_Problem requirements_
In this exercise, return the whole listing exactly, excluding any images.

++++++++++++++++++++

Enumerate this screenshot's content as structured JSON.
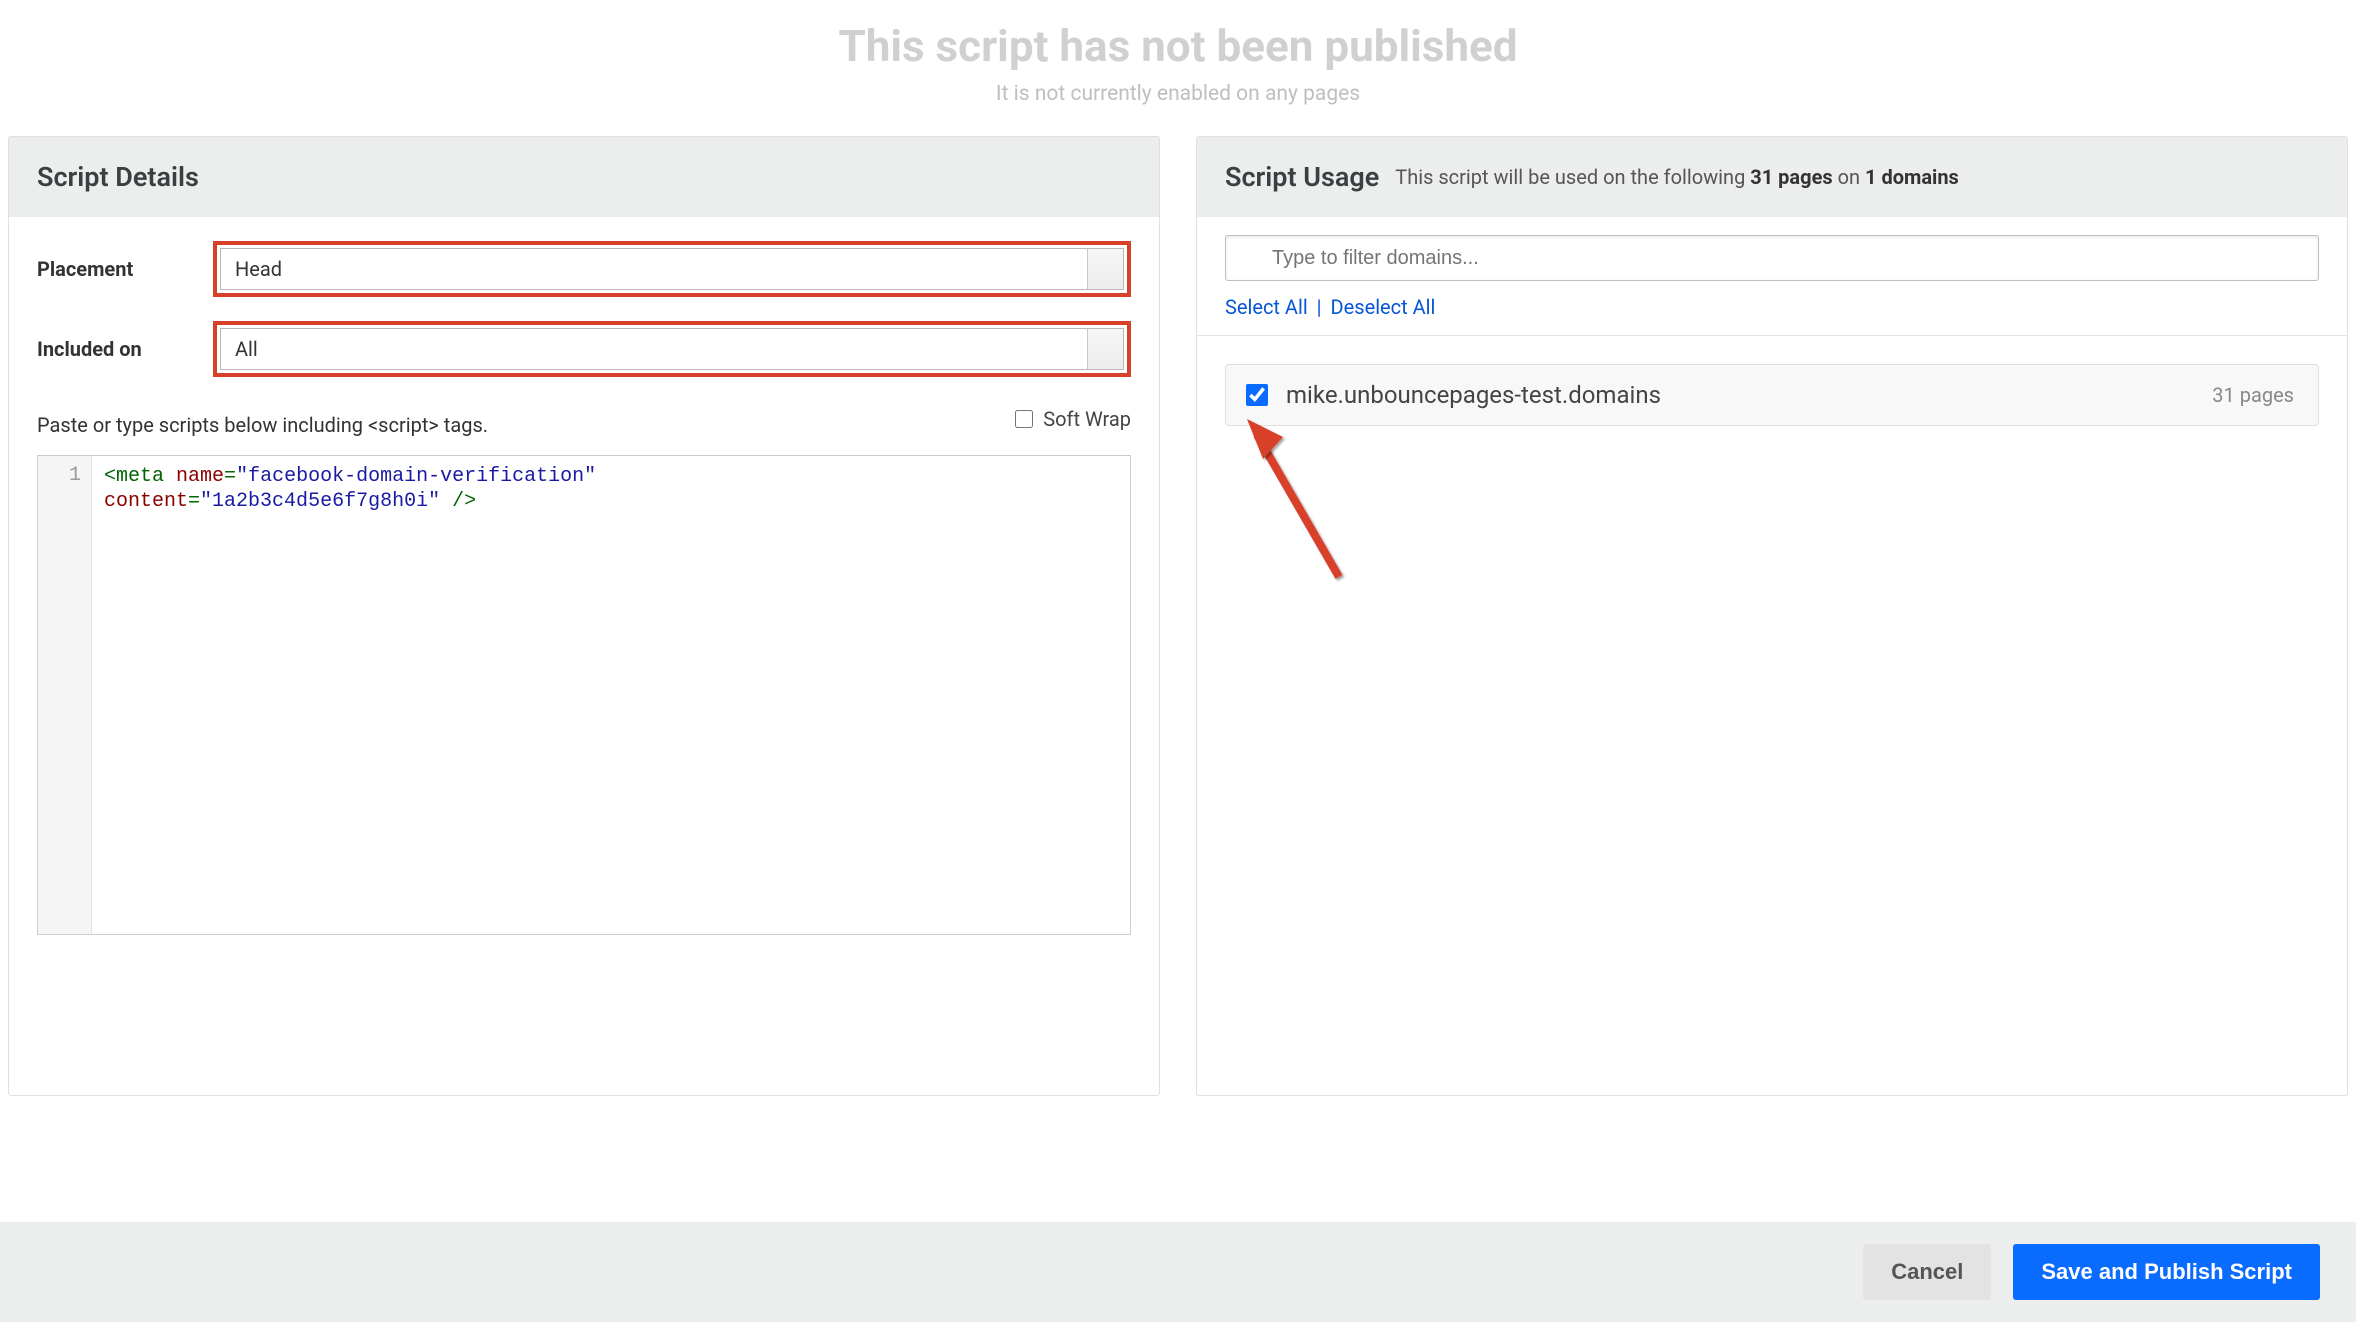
{
  "banner": {
    "title": "This script has not been published",
    "subtitle": "It is not currently enabled on any pages"
  },
  "details": {
    "title": "Script Details",
    "placement_label": "Placement",
    "placement_value": "Head",
    "included_label": "Included on",
    "included_value": "All",
    "instruction": "Paste or type scripts below including <script> tags.",
    "softwrap_label": "Soft Wrap",
    "code": {
      "line_number": "1",
      "attr_name_1": "name",
      "attr_val_1": "facebook-domain-verification",
      "attr_name_2": "content",
      "attr_val_2": "1a2b3c4d5e6f7g8h0i"
    }
  },
  "usage": {
    "title": "Script Usage",
    "desc_prefix": "This script will be used on the following ",
    "pages_count": "31 pages",
    "desc_mid": " on ",
    "domains_count": "1 domains",
    "filter_placeholder": "Type to filter domains...",
    "select_all": "Select All",
    "deselect_all": "Deselect All",
    "domain": {
      "name": "mike.unbouncepages-test.domains",
      "pages": "31 pages"
    }
  },
  "footer": {
    "cancel": "Cancel",
    "publish": "Save and Publish Script"
  }
}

++++++++++++++++++++

_Response to the task_
Enumerate this screenshot's content as structured JSON.
{
  "banner": {
    "title": "This script has not been published",
    "subtitle": "It is not currently enabled on any pages"
  },
  "details": {
    "title": "Script Details",
    "placement_label": "Placement",
    "placement_value": "Head",
    "included_label": "Included on",
    "included_value": "All",
    "instruction": "Paste or type scripts below including <script> tags.",
    "softwrap_label": "Soft Wrap",
    "code": {
      "line_number": "1",
      "attr_name_1": "name",
      "attr_val_1": "facebook-domain-verification",
      "attr_name_2": "content",
      "attr_val_2": "1a2b3c4d5e6f7g8h0i"
    }
  },
  "usage": {
    "title": "Script Usage",
    "desc_prefix": "This script will be used on the following ",
    "pages_count": "31 pages",
    "desc_mid": " on ",
    "domains_count": "1 domains",
    "filter_placeholder": "Type to filter domains...",
    "select_all": "Select All",
    "deselect_all": "Deselect All",
    "domain": {
      "name": "mike.unbouncepages-test.domains",
      "pages": "31 pages"
    }
  },
  "footer": {
    "cancel": "Cancel",
    "publish": "Save and Publish Script"
  }
}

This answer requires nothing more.